Copy, from the entries below, each line where the word "screenshot" can be found.

┌──

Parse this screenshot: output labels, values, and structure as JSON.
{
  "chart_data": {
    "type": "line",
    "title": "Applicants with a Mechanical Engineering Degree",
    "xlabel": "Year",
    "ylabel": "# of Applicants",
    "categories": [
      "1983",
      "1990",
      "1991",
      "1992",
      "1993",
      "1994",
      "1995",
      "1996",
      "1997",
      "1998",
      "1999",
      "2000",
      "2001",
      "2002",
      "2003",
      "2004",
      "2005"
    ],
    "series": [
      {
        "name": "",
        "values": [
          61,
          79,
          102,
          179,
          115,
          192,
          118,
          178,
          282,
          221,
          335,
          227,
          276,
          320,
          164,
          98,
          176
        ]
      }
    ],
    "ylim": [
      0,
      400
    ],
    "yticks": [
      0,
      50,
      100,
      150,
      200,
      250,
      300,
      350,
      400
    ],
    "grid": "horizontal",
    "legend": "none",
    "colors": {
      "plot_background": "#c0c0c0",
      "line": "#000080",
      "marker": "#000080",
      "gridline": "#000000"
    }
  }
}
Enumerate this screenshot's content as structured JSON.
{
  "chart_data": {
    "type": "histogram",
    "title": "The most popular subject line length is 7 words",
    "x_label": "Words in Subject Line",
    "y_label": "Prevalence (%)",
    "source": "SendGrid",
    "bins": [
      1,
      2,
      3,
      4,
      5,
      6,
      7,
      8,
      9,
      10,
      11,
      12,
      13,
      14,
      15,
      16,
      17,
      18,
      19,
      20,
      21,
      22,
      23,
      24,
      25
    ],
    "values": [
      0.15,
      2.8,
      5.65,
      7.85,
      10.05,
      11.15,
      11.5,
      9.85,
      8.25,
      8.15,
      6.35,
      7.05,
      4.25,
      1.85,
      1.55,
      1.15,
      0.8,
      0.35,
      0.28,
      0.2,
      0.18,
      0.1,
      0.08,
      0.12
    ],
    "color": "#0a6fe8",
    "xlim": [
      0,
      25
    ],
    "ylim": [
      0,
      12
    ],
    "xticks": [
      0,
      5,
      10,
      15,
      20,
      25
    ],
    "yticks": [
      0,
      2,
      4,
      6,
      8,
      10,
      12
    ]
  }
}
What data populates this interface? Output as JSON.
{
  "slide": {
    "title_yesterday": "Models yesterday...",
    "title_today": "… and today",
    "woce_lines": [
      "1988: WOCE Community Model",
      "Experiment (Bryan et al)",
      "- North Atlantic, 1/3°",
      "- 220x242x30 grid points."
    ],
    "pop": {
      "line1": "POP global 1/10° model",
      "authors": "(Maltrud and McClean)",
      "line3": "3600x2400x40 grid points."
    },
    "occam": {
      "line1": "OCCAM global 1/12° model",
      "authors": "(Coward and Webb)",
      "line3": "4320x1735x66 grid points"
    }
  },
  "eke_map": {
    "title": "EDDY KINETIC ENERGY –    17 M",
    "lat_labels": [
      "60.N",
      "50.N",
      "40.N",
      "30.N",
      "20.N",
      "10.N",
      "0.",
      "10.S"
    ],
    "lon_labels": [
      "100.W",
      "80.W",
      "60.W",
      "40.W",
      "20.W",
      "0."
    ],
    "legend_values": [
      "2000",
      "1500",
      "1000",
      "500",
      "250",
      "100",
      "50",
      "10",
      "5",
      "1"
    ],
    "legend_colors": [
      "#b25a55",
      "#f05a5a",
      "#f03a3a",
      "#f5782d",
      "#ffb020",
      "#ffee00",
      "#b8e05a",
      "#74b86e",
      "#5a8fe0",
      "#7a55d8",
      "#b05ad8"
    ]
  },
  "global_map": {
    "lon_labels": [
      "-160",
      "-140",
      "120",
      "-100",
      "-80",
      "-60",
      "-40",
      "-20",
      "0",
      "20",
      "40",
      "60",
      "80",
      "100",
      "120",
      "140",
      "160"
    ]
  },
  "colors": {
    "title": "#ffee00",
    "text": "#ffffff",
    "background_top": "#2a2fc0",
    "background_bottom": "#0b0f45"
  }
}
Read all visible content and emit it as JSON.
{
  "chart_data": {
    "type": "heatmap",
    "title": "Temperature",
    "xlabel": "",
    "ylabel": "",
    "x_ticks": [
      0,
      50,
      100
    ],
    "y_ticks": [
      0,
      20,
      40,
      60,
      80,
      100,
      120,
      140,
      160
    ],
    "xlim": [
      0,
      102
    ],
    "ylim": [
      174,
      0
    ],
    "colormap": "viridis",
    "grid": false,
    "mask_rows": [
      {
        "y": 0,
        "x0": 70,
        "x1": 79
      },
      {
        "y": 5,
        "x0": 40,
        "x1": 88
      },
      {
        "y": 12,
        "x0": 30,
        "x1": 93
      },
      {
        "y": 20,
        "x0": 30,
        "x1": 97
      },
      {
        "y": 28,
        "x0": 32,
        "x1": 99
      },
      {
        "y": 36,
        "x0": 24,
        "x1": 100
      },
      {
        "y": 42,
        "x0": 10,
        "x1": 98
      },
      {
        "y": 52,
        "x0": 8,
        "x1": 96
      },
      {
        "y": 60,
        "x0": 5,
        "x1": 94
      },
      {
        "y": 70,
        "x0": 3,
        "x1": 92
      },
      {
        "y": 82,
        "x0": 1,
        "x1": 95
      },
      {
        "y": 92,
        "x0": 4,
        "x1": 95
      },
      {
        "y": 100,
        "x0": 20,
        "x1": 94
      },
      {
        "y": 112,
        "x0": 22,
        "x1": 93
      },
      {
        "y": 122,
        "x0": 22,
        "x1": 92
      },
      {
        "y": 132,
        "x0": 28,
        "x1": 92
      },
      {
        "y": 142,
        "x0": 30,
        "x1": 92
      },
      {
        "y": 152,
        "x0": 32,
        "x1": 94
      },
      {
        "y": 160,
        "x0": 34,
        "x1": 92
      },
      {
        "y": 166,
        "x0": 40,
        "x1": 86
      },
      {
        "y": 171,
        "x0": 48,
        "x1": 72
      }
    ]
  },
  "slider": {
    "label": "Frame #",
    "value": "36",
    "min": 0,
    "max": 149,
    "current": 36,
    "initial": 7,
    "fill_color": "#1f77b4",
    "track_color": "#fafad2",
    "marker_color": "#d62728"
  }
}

└──

Result:
Parse this screenshot: output labels, values, and structure as JSON.
Enumerate this screenshot's content as structured JSON.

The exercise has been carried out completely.